Directions for this task
For each line below that contains the string "litora", copy that line.

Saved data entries
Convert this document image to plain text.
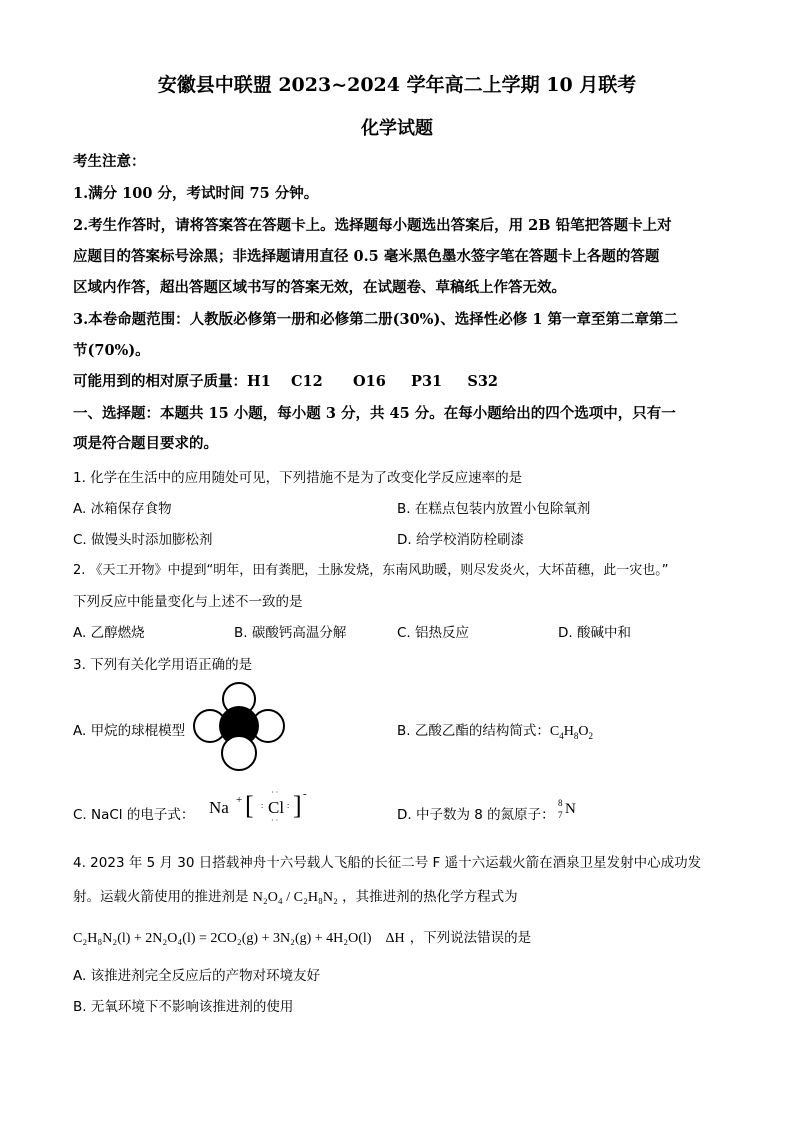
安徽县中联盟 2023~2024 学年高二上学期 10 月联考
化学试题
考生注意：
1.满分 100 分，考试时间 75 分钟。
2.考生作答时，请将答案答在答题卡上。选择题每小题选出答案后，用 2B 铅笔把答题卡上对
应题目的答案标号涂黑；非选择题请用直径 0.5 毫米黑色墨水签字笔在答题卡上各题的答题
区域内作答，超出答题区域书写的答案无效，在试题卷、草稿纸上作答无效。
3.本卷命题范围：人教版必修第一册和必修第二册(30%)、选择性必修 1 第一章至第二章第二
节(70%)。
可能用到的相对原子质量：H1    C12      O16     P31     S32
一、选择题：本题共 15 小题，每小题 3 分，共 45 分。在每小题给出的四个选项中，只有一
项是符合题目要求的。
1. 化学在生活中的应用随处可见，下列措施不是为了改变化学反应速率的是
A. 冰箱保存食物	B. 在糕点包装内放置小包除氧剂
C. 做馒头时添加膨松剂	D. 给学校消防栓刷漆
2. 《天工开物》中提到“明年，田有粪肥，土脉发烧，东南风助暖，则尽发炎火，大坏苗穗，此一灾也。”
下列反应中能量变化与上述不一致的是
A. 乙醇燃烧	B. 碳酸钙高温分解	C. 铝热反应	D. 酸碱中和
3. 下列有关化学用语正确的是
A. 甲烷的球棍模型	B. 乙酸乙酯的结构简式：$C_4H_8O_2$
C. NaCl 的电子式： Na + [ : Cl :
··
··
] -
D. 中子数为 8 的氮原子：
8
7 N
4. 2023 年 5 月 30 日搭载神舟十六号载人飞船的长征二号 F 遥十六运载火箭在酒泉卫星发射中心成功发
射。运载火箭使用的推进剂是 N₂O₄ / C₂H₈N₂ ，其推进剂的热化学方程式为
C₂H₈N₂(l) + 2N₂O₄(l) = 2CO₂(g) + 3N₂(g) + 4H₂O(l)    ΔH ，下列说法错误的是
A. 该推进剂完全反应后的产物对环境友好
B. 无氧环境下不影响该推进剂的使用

* * *

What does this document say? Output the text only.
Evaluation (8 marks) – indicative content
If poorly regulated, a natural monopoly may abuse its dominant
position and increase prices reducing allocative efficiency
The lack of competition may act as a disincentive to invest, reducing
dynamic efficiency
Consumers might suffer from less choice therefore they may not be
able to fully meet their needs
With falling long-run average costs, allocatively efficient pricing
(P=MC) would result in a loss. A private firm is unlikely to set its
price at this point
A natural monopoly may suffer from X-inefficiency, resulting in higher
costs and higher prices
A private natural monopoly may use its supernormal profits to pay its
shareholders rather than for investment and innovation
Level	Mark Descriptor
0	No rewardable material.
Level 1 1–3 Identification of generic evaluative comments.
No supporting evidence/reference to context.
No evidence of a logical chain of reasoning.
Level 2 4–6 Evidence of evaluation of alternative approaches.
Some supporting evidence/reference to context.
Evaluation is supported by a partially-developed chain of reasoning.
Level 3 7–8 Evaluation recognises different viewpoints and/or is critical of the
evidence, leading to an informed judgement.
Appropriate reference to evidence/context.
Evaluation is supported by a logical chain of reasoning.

==

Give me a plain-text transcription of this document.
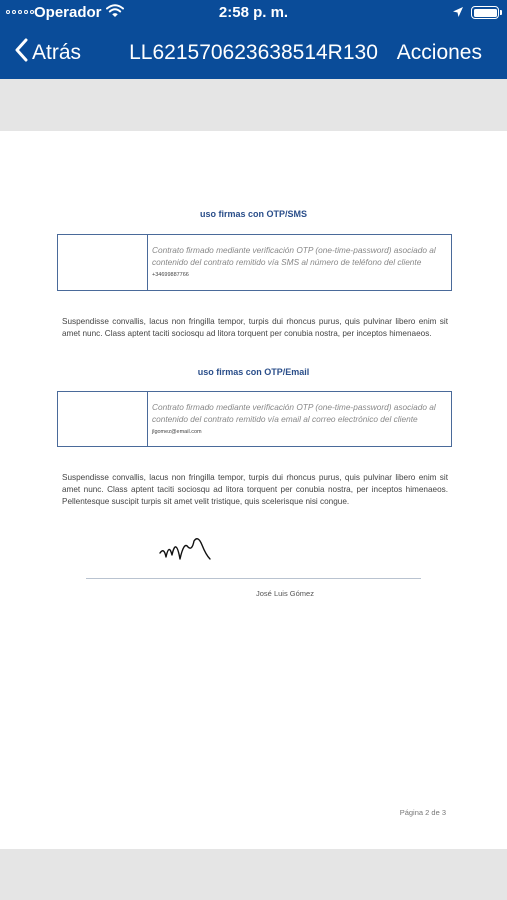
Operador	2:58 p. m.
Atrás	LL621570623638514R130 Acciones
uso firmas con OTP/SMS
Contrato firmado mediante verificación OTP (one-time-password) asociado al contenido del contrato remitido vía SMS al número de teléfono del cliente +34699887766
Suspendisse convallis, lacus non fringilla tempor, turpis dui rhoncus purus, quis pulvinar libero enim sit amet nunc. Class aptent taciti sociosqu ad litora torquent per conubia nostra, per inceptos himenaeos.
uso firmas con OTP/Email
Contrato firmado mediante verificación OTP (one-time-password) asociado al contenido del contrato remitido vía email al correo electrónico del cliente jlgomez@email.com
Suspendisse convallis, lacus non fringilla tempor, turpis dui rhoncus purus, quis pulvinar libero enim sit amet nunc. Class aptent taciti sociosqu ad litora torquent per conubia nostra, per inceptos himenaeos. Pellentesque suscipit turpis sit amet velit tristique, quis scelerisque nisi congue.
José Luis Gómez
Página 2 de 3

Solution to the exercise
Suspendisse convallis, lacus non fringilla tempor, turpis dui rhoncus purus, quis pulvinar libero enim sit amet nunc. Class aptent taciti sociosqu ad litora torquent per conubia nostra, per inceptos himenaeos.
Suspendisse convallis, lacus non fringilla tempor, turpis dui rhoncus purus, quis pulvinar libero enim sit amet nunc. Class aptent taciti sociosqu ad litora torquent per conubia nostra, per inceptos himenaeos. Pellentesque suscipit turpis sit amet velit tristique, quis scelerisque nisi congue.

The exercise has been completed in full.